§ **Working data**
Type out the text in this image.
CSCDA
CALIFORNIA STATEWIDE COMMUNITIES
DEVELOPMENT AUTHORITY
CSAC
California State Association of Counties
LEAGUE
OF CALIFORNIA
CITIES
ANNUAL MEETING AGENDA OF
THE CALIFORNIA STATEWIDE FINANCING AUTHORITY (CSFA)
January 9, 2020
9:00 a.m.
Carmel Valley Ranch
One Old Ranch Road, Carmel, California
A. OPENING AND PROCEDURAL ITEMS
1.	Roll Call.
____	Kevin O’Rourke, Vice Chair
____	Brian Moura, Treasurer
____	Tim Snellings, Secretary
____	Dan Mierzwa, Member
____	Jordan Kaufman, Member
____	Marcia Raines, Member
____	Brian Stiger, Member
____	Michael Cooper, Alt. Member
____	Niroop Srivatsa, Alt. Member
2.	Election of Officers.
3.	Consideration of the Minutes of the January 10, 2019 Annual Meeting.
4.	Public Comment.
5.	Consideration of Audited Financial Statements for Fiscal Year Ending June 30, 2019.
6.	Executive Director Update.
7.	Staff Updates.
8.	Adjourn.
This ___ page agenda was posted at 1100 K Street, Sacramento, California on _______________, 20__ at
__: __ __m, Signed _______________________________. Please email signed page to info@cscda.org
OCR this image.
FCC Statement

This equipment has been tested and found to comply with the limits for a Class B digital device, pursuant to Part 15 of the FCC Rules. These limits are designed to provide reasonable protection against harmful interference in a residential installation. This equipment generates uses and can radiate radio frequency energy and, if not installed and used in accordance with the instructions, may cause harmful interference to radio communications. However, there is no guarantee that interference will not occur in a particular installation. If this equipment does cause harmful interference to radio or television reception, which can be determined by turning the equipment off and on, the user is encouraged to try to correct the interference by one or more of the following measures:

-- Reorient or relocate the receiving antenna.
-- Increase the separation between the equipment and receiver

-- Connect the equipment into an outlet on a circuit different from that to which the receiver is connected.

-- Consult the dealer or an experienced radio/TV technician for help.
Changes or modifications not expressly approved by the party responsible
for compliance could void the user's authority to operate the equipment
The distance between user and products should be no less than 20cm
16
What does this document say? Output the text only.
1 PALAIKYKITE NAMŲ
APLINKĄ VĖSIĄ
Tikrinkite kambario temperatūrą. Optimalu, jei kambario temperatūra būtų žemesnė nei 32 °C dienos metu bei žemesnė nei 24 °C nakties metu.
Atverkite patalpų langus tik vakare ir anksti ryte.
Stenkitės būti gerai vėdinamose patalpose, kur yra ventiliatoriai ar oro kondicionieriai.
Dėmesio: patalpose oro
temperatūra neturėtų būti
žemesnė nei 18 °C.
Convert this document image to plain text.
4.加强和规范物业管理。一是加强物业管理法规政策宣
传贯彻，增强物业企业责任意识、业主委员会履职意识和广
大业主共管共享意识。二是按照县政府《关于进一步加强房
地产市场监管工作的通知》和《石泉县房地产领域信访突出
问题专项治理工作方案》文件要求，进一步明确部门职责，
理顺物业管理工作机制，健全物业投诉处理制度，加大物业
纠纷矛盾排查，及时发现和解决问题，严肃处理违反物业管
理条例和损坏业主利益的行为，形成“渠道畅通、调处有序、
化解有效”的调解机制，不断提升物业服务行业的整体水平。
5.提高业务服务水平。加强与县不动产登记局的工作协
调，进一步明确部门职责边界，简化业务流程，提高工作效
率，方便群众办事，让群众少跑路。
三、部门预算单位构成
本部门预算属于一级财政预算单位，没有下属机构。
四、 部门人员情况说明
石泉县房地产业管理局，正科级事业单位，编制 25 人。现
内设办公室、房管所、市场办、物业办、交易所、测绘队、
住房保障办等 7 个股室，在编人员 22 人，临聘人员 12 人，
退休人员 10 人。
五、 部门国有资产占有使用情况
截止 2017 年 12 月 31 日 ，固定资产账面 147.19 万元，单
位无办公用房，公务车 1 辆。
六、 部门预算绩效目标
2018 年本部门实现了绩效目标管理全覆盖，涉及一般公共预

§ **Required task**
Retype the material in full. Each word must match.

§ **Written answer**
Type out the text in this image.
CSCDA
CALIFORNIA STATEWIDE COMMUNITIES
DEVELOPMENT AUTHORITY
CSAC
California State Association of Counties
LEAGUE
OF CALIFORNIA
CITIES
ANNUAL MEETING AGENDA OF
THE CALIFORNIA STATEWIDE FINANCING AUTHORITY (CSFA)
January 9, 2020
9:00 a.m.
Carmel Valley Ranch
One Old Ranch Road, Carmel, California
A. OPENING AND PROCEDURAL ITEMS
1.	Roll Call.
____	Kevin O’Rourke, Vice Chair
____	Brian Moura, Treasurer
____	Tim Snellings, Secretary
____	Dan Mierzwa, Member
____	Jordan Kaufman, Member
____	Marcia Raines, Member
____	Brian Stiger, Member
____	Michael Cooper, Alt. Member
____	Niroop Srivatsa, Alt. Member
2.	Election of Officers.
3.	Consideration of the Minutes of the January 10, 2019 Annual Meeting.
4.	Public Comment.
5.	Consideration of Audited Financial Statements for Fiscal Year Ending June 30, 2019.
6.	Executive Director Update.
7.	Staff Updates.
8.	Adjourn.
This ___ page agenda was posted at 1100 K Street, Sacramento, California on _______________, 20__ at
__: __ __m, Signed _______________________________. Please email signed page to info@cscda.org
OCR this image.
FCC Statement

This equipment has been tested and found to comply with the limits for a Class B digital device, pursuant to Part 15 of the FCC Rules. These limits are designed to provide reasonable protection against harmful interference in a residential installation. This equipment generates uses and can radiate radio frequency energy and, if not installed and used in accordance with the instructions, may cause harmful interference to radio communications. However, there is no guarantee that interference will not occur in a particular installation. If this equipment does cause harmful interference to radio or television reception, which can be determined by turning the equipment off and on, the user is encouraged to try to correct the interference by one or more of the following measures:

-- Reorient or relocate the receiving antenna.
-- Increase the separation between the equipment and receiver

-- Connect the equipment into an outlet on a circuit different from that to which the receiver is connected.

-- Consult the dealer or an experienced radio/TV technician for help.
Changes or modifications not expressly approved by the party responsible
for compliance could void the user's authority to operate the equipment
The distance between user and products should be no less than 20cm
16
What does this document say? Output the text only.
1 PALAIKYKITE NAMŲ
APLINKĄ VĖSIĄ
Tikrinkite kambario temperatūrą. Optimalu, jei kambario temperatūra būtų žemesnė nei 32 °C dienos metu bei žemesnė nei 24 °C nakties metu.
Atverkite patalpų langus tik vakare ir anksti ryte.
Stenkitės būti gerai vėdinamose patalpose, kur yra ventiliatoriai ar oro kondicionieriai.
Dėmesio: patalpose oro
temperatūra neturėtų būti
žemesnė nei 18 °C.
Convert this document image to plain text.
4.加强和规范物业管理。一是加强物业管理法规政策宣
传贯彻，增强物业企业责任意识、业主委员会履职意识和广
大业主共管共享意识。二是按照县政府《关于进一步加强房
地产市场监管工作的通知》和《石泉县房地产领域信访突出
问题专项治理工作方案》文件要求，进一步明确部门职责，
理顺物业管理工作机制，健全物业投诉处理制度，加大物业
纠纷矛盾排查，及时发现和解决问题，严肃处理违反物业管
理条例和损坏业主利益的行为，形成“渠道畅通、调处有序、
化解有效”的调解机制，不断提升物业服务行业的整体水平。
5.提高业务服务水平。加强与县不动产登记局的工作协
调，进一步明确部门职责边界，简化业务流程，提高工作效
率，方便群众办事，让群众少跑路。
三、部门预算单位构成
本部门预算属于一级财政预算单位，没有下属机构。
四、 部门人员情况说明
石泉县房地产业管理局，正科级事业单位，编制 25 人。现
内设办公室、房管所、市场办、物业办、交易所、测绘队、
住房保障办等 7 个股室，在编人员 22 人，临聘人员 12 人，
退休人员 10 人。
五、 部门国有资产占有使用情况
截止 2017 年 12 月 31 日 ，固定资产账面 147.19 万元，单
位无办公用房，公务车 1 辆。
六、 部门预算绩效目标
2018 年本部门实现了绩效目标管理全覆盖，涉及一般公共预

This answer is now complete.